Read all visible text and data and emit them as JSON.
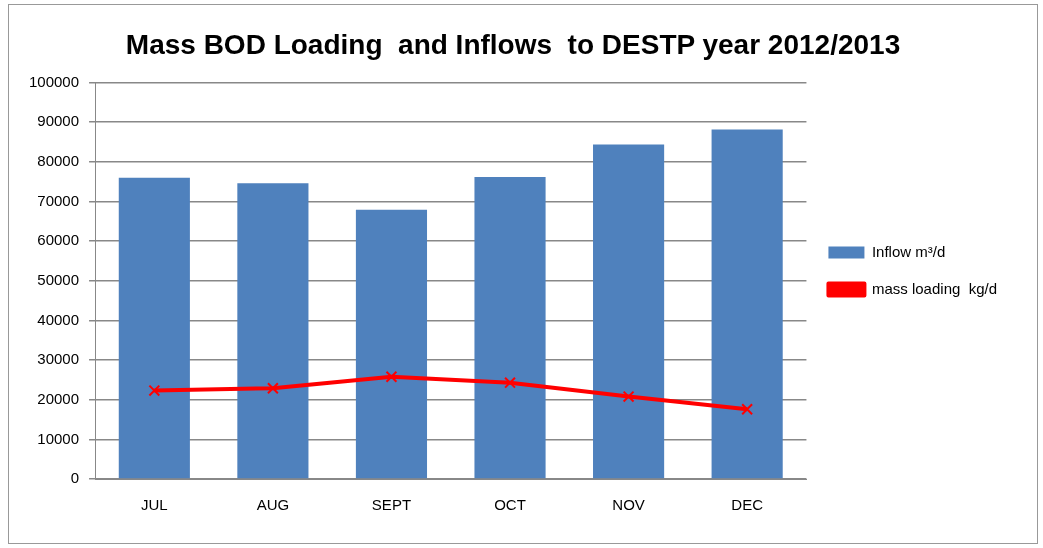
{
  "chart_data": {
    "type": "bar",
    "title": "Mass BOD Loading  and Inflows  to DESTP year 2012/2013",
    "categories": [
      "JUL",
      "AUG",
      "SEPT",
      "OCT",
      "NOV",
      "DEC"
    ],
    "series": [
      {
        "name": "Inflow m³/d",
        "color": "#4f81bd",
        "values": [
          76000,
          74600,
          67900,
          76200,
          84400,
          88200
        ]
      },
      {
        "name": "mass loading  kg/d",
        "type": "line",
        "color": "#ff0000",
        "marker": "cross",
        "values": [
          22300,
          22900,
          25800,
          24300,
          20800,
          17600
        ]
      }
    ],
    "ylim": [
      0,
      100000
    ],
    "yticks": [
      0,
      10000,
      20000,
      30000,
      40000,
      50000,
      60000,
      70000,
      80000,
      90000,
      100000
    ],
    "grid": "y",
    "legend": "right"
  }
}
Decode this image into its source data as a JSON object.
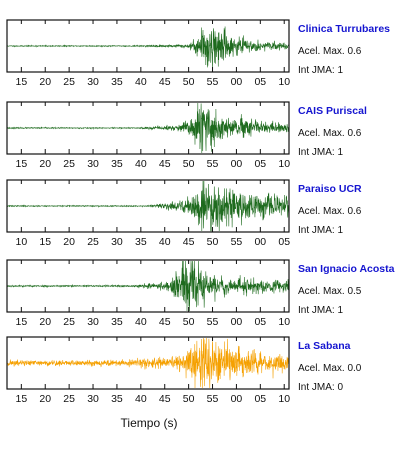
{
  "chart_data": {
    "type": "line",
    "xlabel": "Tiempo (s)",
    "acel_label": "Acel. Max.",
    "int_label": "Int JMA:",
    "series": [
      {
        "name": "Clinica Turrubares",
        "color": "#1e6b1e",
        "acel": "0.6",
        "int": "1",
        "tick_labels": [
          "15",
          "20",
          "25",
          "30",
          "35",
          "40",
          "45",
          "50",
          "55",
          "00",
          "05",
          "10"
        ],
        "first_tick_second": 15,
        "time_range": [
          12,
          71
        ],
        "onset": 40,
        "peak": 54.5,
        "decay": 4.0,
        "peak_amp": 1.0,
        "pre_amp": 0.08,
        "noise": 0.02,
        "seed": 11
      },
      {
        "name": "CAIS Puriscal",
        "color": "#1e6b1e",
        "acel": "0.6",
        "int": "1",
        "tick_labels": [
          "15",
          "20",
          "25",
          "30",
          "35",
          "40",
          "45",
          "50",
          "55",
          "00",
          "05",
          "10"
        ],
        "first_tick_second": 15,
        "time_range": [
          12,
          71
        ],
        "onset": 39.5,
        "peak": 53.0,
        "decay": 4.5,
        "peak_amp": 1.0,
        "pre_amp": 0.16,
        "noise": 0.02,
        "seed": 23
      },
      {
        "name": "Paraiso UCR",
        "color": "#1e6b1e",
        "acel": "0.6",
        "int": "1",
        "tick_labels": [
          "10",
          "15",
          "20",
          "25",
          "30",
          "35",
          "40",
          "45",
          "50",
          "55",
          "00",
          "05"
        ],
        "first_tick_second": 10,
        "time_range": [
          7,
          66
        ],
        "onset": 36.5,
        "peak": 48.5,
        "decay": 6.0,
        "peak_amp": 1.0,
        "pre_amp": 0.3,
        "noise": 0.02,
        "seed": 37
      },
      {
        "name": "San Ignacio Acosta",
        "color": "#1e6b1e",
        "acel": "0.5",
        "int": "1",
        "tick_labels": [
          "15",
          "20",
          "25",
          "30",
          "35",
          "40",
          "45",
          "50",
          "55",
          "00",
          "05",
          "10"
        ],
        "first_tick_second": 15,
        "time_range": [
          12,
          71
        ],
        "onset": 38.0,
        "peak": 49.5,
        "decay": 4.5,
        "peak_amp": 1.0,
        "pre_amp": 0.2,
        "noise": 0.03,
        "seed": 53
      },
      {
        "name": "La Sabana",
        "color": "#f5a000",
        "acel": "0.0",
        "int": "0",
        "tick_labels": [
          "15",
          "20",
          "25",
          "30",
          "35",
          "40",
          "45",
          "50",
          "55",
          "00",
          "05",
          "10"
        ],
        "first_tick_second": 15,
        "time_range": [
          12,
          71
        ],
        "onset": 36.0,
        "peak": 52.5,
        "decay": 7.0,
        "peak_amp": 1.0,
        "pre_amp": 0.15,
        "noise": 0.12,
        "seed": 71
      }
    ]
  }
}
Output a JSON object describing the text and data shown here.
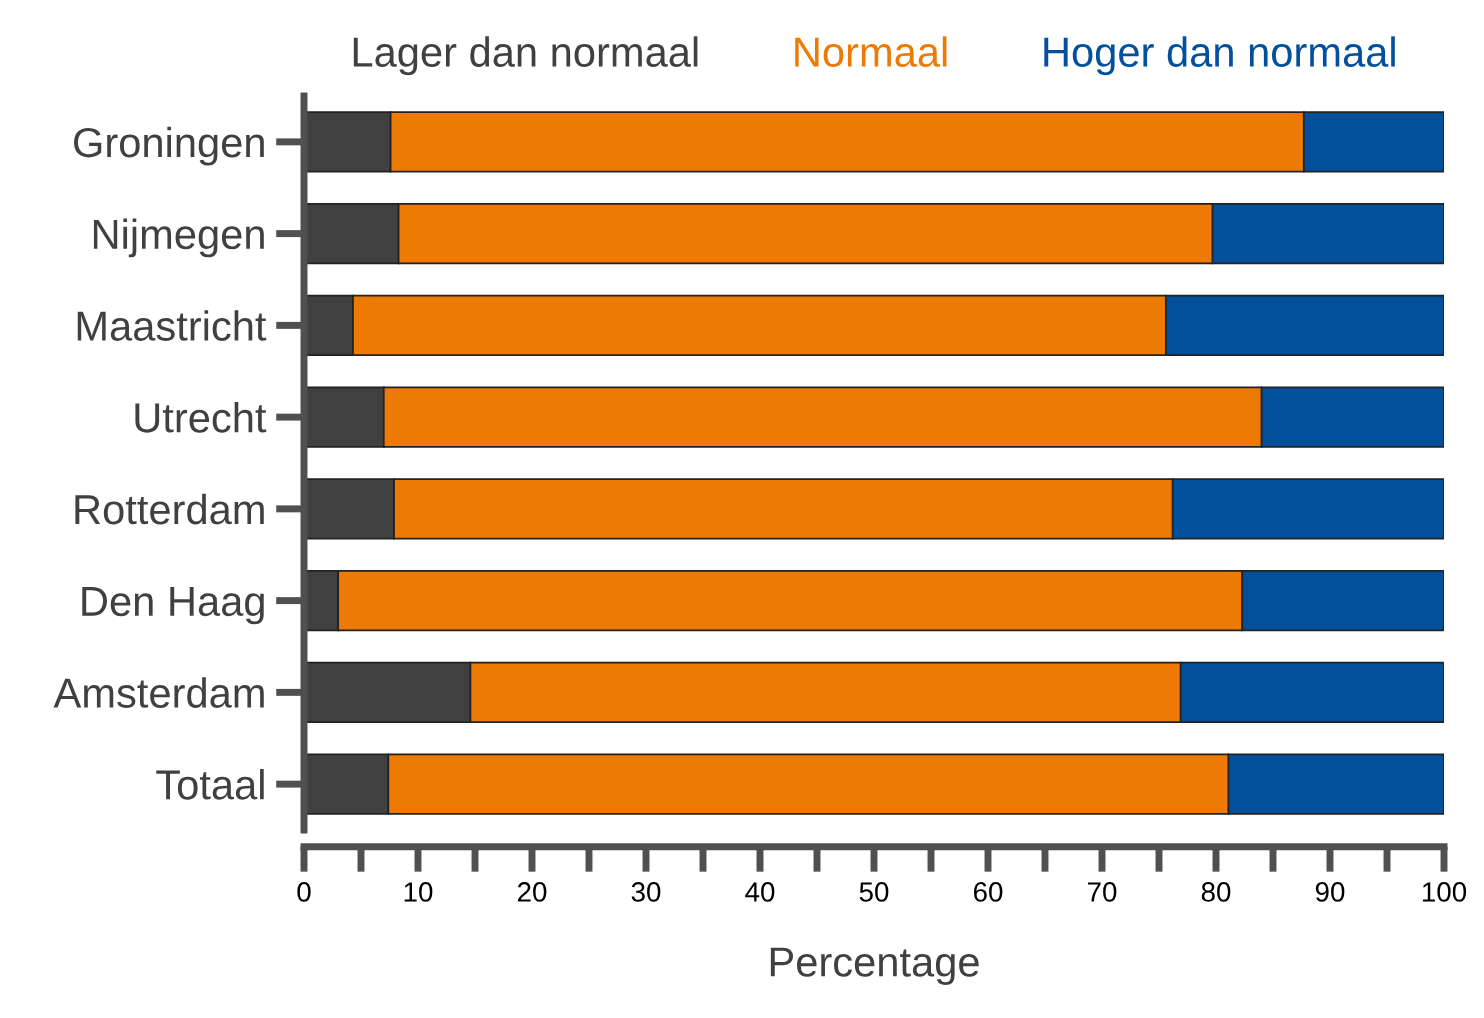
{
  "chart_data": {
    "type": "bar",
    "orientation": "horizontal",
    "stacked": true,
    "xlabel": "Percentage",
    "categories": [
      "Groningen",
      "Nijmegen",
      "Maastricht",
      "Utrecht",
      "Rotterdam",
      "Den Haag",
      "Amsterdam",
      "Totaal"
    ],
    "series": [
      {
        "name": "Lager dan normaal",
        "color": "#404040",
        "values": [
          7.6,
          8.3,
          4.3,
          7.0,
          7.9,
          3.0,
          14.6,
          7.4
        ]
      },
      {
        "name": "Normaal",
        "color": "#ec7a04",
        "values": [
          80.1,
          71.4,
          71.3,
          77.0,
          68.3,
          79.3,
          62.3,
          73.7
        ]
      },
      {
        "name": "Hoger dan normaal",
        "color": "#02509b",
        "values": [
          12.3,
          20.3,
          24.4,
          16.0,
          23.8,
          17.7,
          23.1,
          18.9
        ]
      }
    ],
    "xlim": [
      0,
      100
    ],
    "xticks": [
      0,
      {
        "value": 5,
        "label": null
      },
      10,
      {
        "value": 15,
        "label": null
      },
      20,
      {
        "value": 25,
        "label": null
      },
      30,
      {
        "value": 35,
        "label": null
      },
      40,
      {
        "value": 45,
        "label": null
      },
      50,
      {
        "value": 55,
        "label": null
      },
      60,
      {
        "value": 65,
        "label": null
      },
      70,
      {
        "value": 75,
        "label": null
      },
      80,
      {
        "value": 85,
        "label": null
      },
      90,
      {
        "value": 95,
        "label": null
      },
      100
    ],
    "grid": false,
    "legend": "top"
  }
}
##########
Copy each line in full and exactly, omitting any picture.

■ **OUTPUT FOR THIS EXERCISE**
Read all visible text and data and emit them as JSON.
{
  "chart_data": {
    "type": "bar",
    "title": "Mass BOD Loading  and Inflows  to DESTP year 2012/2013",
    "categories": [
      "JUL",
      "AUG",
      "SEPT",
      "OCT",
      "NOV",
      "DEC"
    ],
    "series": [
      {
        "name": "Inflow m³/d",
        "color": "#4f81bd",
        "values": [
          76000,
          74600,
          67900,
          76200,
          84400,
          88200
        ]
      },
      {
        "name": "mass loading  kg/d",
        "type": "line",
        "color": "#ff0000",
        "marker": "cross",
        "values": [
          22300,
          22900,
          25800,
          24300,
          20800,
          17600
        ]
      }
    ],
    "ylim": [
      0,
      100000
    ],
    "yticks": [
      0,
      10000,
      20000,
      30000,
      40000,
      50000,
      60000,
      70000,
      80000,
      90000,
      100000
    ],
    "grid": "y",
    "legend": "right"
  }
}
Decode this image into its source data as a JSON object.
{
  "chart_data": {
    "type": "line",
    "xlabel": "Tiempo (s)",
    "acel_label": "Acel. Max.",
    "int_label": "Int JMA:",
    "series": [
      {
        "name": "Clinica Turrubares",
        "color": "#1e6b1e",
        "acel": "0.6",
        "int": "1",
        "tick_labels": [
          "15",
          "20",
          "25",
          "30",
          "35",
          "40",
          "45",
          "50",
          "55",
          "00",
          "05",
          "10"
        ],
        "first_tick_second": 15,
        "time_range": [
          12,
          71
        ],
        "onset": 40,
        "peak": 54.5,
        "decay": 4.0,
        "peak_amp": 1.0,
        "pre_amp": 0.08,
        "noise": 0.02,
        "seed": 11
      },
      {
        "name": "CAIS Puriscal",
        "color": "#1e6b1e",
        "acel": "0.6",
        "int": "1",
        "tick_labels": [
          "15",
          "20",
          "25",
          "30",
          "35",
          "40",
          "45",
          "50",
          "55",
          "00",
          "05",
          "10"
        ],
        "first_tick_second": 15,
        "time_range": [
          12,
          71
        ],
        "onset": 39.5,
        "peak": 53.0,
        "decay": 4.5,
        "peak_amp": 1.0,
        "pre_amp": 0.16,
        "noise": 0.02,
        "seed": 23
      },
      {
        "name": "Paraiso UCR",
        "color": "#1e6b1e",
        "acel": "0.6",
        "int": "1",
        "tick_labels": [
          "10",
          "15",
          "20",
          "25",
          "30",
          "35",
          "40",
          "45",
          "50",
          "55",
          "00",
          "05"
        ],
        "first_tick_second": 10,
        "time_range": [
          7,
          66
        ],
        "onset": 36.5,
        "peak": 48.5,
        "decay": 6.0,
        "peak_amp": 1.0,
        "pre_amp": 0.3,
        "noise": 0.02,
        "seed": 37
      },
      {
        "name": "San Ignacio Acosta",
        "color": "#1e6b1e",
        "acel": "0.5",
        "int": "1",
        "tick_labels": [
          "15",
          "20",
          "25",
          "30",
          "35",
          "40",
          "45",
          "50",
          "55",
          "00",
          "05",
          "10"
        ],
        "first_tick_second": 15,
        "time_range": [
          12,
          71
        ],
        "onset": 38.0,
        "peak": 49.5,
        "decay": 4.5,
        "peak_amp": 1.0,
        "pre_amp": 0.2,
        "noise": 0.03,
        "seed": 53
      },
      {
        "name": "La Sabana",
        "color": "#f5a000",
        "acel": "0.0",
        "int": "0",
        "tick_labels": [
          "15",
          "20",
          "25",
          "30",
          "35",
          "40",
          "45",
          "50",
          "55",
          "00",
          "05",
          "10"
        ],
        "first_tick_second": 15,
        "time_range": [
          12,
          71
        ],
        "onset": 36.0,
        "peak": 52.5,
        "decay": 7.0,
        "peak_amp": 1.0,
        "pre_amp": 0.15,
        "noise": 0.12,
        "seed": 71
      }
    ]
  }
}
Output a JSON object describing the text and data shown here.
{
  "chart_data": {
    "type": "bar",
    "orientation": "horizontal",
    "stacked": true,
    "xlabel": "Percentage",
    "categories": [
      "Groningen",
      "Nijmegen",
      "Maastricht",
      "Utrecht",
      "Rotterdam",
      "Den Haag",
      "Amsterdam",
      "Totaal"
    ],
    "series": [
      {
        "name": "Lager dan normaal",
        "color": "#404040",
        "values": [
          7.6,
          8.3,
          4.3,
          7.0,
          7.9,
          3.0,
          14.6,
          7.4
        ]
      },
      {
        "name": "Normaal",
        "color": "#ec7a04",
        "values": [
          80.1,
          71.4,
          71.3,
          77.0,
          68.3,
          79.3,
          62.3,
          73.7
        ]
      },
      {
        "name": "Hoger dan normaal",
        "color": "#02509b",
        "values": [
          12.3,
          20.3,
          24.4,
          16.0,
          23.8,
          17.7,
          23.1,
          18.9
        ]
      }
    ],
    "xlim": [
      0,
      100
    ],
    "xticks": [
      0,
      {
        "value": 5,
        "label": null
      },
      10,
      {
        "value": 15,
        "label": null
      },
      20,
      {
        "value": 25,
        "label": null
      },
      30,
      {
        "value": 35,
        "label": null
      },
      40,
      {
        "value": 45,
        "label": null
      },
      50,
      {
        "value": 55,
        "label": null
      },
      60,
      {
        "value": 65,
        "label": null
      },
      70,
      {
        "value": 75,
        "label": null
      },
      80,
      {
        "value": 85,
        "label": null
      },
      90,
      {
        "value": 95,
        "label": null
      },
      100
    ],
    "grid": false,
    "legend": "top"
  }
}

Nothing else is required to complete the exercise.